All records should be reproduced verbatim.

• _Data entries_
+-------+

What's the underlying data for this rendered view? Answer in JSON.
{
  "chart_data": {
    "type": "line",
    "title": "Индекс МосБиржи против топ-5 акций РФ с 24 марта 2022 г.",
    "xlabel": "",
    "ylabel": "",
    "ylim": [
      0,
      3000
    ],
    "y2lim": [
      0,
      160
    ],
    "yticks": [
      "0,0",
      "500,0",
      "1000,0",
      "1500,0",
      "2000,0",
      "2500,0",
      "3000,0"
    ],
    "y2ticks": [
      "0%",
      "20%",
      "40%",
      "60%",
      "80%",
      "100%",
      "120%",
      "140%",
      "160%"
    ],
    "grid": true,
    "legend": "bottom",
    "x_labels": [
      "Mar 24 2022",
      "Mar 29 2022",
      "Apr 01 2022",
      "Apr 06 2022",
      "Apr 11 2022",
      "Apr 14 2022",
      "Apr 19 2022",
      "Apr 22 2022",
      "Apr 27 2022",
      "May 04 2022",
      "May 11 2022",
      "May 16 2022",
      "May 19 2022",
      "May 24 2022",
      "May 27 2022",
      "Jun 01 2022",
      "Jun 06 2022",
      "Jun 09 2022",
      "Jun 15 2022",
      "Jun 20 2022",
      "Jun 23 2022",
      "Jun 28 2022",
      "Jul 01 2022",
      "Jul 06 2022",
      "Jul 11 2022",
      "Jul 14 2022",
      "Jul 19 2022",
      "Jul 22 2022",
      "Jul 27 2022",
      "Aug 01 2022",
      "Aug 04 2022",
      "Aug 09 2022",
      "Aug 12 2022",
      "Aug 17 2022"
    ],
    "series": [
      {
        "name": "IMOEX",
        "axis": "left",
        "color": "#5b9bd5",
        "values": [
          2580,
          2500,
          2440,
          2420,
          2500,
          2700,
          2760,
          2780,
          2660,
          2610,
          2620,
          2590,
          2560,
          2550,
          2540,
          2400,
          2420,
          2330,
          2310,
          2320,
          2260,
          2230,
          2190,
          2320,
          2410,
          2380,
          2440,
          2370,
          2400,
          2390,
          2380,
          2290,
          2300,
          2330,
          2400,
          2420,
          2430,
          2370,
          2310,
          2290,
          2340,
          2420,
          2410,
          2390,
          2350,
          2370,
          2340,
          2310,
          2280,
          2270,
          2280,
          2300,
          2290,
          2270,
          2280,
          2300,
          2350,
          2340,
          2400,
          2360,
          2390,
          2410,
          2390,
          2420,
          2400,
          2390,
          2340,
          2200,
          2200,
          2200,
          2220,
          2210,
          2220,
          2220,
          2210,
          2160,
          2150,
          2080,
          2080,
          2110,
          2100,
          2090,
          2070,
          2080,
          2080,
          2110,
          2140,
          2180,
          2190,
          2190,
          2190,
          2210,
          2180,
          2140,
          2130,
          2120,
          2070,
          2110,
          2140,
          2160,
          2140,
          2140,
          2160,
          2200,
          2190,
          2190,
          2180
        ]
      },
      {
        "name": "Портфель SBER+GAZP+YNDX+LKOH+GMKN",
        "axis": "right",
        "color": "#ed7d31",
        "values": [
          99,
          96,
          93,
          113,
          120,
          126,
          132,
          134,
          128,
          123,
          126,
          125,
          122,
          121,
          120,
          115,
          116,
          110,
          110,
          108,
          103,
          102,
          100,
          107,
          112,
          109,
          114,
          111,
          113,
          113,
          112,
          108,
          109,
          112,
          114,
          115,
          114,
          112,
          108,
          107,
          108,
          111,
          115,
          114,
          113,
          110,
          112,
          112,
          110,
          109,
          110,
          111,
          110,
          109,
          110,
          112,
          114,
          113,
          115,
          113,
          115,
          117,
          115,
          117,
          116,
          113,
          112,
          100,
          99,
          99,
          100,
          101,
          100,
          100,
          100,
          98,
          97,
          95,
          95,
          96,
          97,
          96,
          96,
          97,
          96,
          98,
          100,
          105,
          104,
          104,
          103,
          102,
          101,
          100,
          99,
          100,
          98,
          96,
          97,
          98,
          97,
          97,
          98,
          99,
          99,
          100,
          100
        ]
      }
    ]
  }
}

+-------+

• _Solution below_
What's the underlying data for this rendered view? Answer in JSON.
{
  "chart_data": {
    "type": "line",
    "title": "Индекс МосБиржи против топ-5 акций РФ с 24 марта 2022 г.",
    "xlabel": "",
    "ylabel": "",
    "ylim": [
      0,
      3000
    ],
    "y2lim": [
      0,
      160
    ],
    "yticks": [
      "0,0",
      "500,0",
      "1000,0",
      "1500,0",
      "2000,0",
      "2500,0",
      "3000,0"
    ],
    "y2ticks": [
      "0%",
      "20%",
      "40%",
      "60%",
      "80%",
      "100%",
      "120%",
      "140%",
      "160%"
    ],
    "grid": true,
    "legend": "bottom",
    "x_labels": [
      "Mar 24 2022",
      "Mar 29 2022",
      "Apr 01 2022",
      "Apr 06 2022",
      "Apr 11 2022",
      "Apr 14 2022",
      "Apr 19 2022",
      "Apr 22 2022",
      "Apr 27 2022",
      "May 04 2022",
      "May 11 2022",
      "May 16 2022",
      "May 19 2022",
      "May 24 2022",
      "May 27 2022",
      "Jun 01 2022",
      "Jun 06 2022",
      "Jun 09 2022",
      "Jun 15 2022",
      "Jun 20 2022",
      "Jun 23 2022",
      "Jun 28 2022",
      "Jul 01 2022",
      "Jul 06 2022",
      "Jul 11 2022",
      "Jul 14 2022",
      "Jul 19 2022",
      "Jul 22 2022",
      "Jul 27 2022",
      "Aug 01 2022",
      "Aug 04 2022",
      "Aug 09 2022",
      "Aug 12 2022",
      "Aug 17 2022"
    ],
    "series": [
      {
        "name": "IMOEX",
        "axis": "left",
        "color": "#5b9bd5",
        "values": [
          2580,
          2500,
          2440,
          2420,
          2500,
          2700,
          2760,
          2780,
          2660,
          2610,
          2620,
          2590,
          2560,
          2550,
          2540,
          2400,
          2420,
          2330,
          2310,
          2320,
          2260,
          2230,
          2190,
          2320,
          2410,
          2380,
          2440,
          2370,
          2400,
          2390,
          2380,
          2290,
          2300,
          2330,
          2400,
          2420,
          2430,
          2370,
          2310,
          2290,
          2340,
          2420,
          2410,
          2390,
          2350,
          2370,
          2340,
          2310,
          2280,
          2270,
          2280,
          2300,
          2290,
          2270,
          2280,
          2300,
          2350,
          2340,
          2400,
          2360,
          2390,
          2410,
          2390,
          2420,
          2400,
          2390,
          2340,
          2200,
          2200,
          2200,
          2220,
          2210,
          2220,
          2220,
          2210,
          2160,
          2150,
          2080,
          2080,
          2110,
          2100,
          2090,
          2070,
          2080,
          2080,
          2110,
          2140,
          2180,
          2190,
          2190,
          2190,
          2210,
          2180,
          2140,
          2130,
          2120,
          2070,
          2110,
          2140,
          2160,
          2140,
          2140,
          2160,
          2200,
          2190,
          2190,
          2180
        ]
      },
      {
        "name": "Портфель SBER+GAZP+YNDX+LKOH+GMKN",
        "axis": "right",
        "color": "#ed7d31",
        "values": [
          99,
          96,
          93,
          113,
          120,
          126,
          132,
          134,
          128,
          123,
          126,
          125,
          122,
          121,
          120,
          115,
          116,
          110,
          110,
          108,
          103,
          102,
          100,
          107,
          112,
          109,
          114,
          111,
          113,
          113,
          112,
          108,
          109,
          112,
          114,
          115,
          114,
          112,
          108,
          107,
          108,
          111,
          115,
          114,
          113,
          110,
          112,
          112,
          110,
          109,
          110,
          111,
          110,
          109,
          110,
          112,
          114,
          113,
          115,
          113,
          115,
          117,
          115,
          117,
          116,
          113,
          112,
          100,
          99,
          99,
          100,
          101,
          100,
          100,
          100,
          98,
          97,
          95,
          95,
          96,
          97,
          96,
          96,
          97,
          96,
          98,
          100,
          105,
          104,
          104,
          103,
          102,
          101,
          100,
          99,
          100,
          98,
          96,
          97,
          98,
          97,
          97,
          98,
          99,
          99,
          100,
          100
        ]
      }
    ]
  }
}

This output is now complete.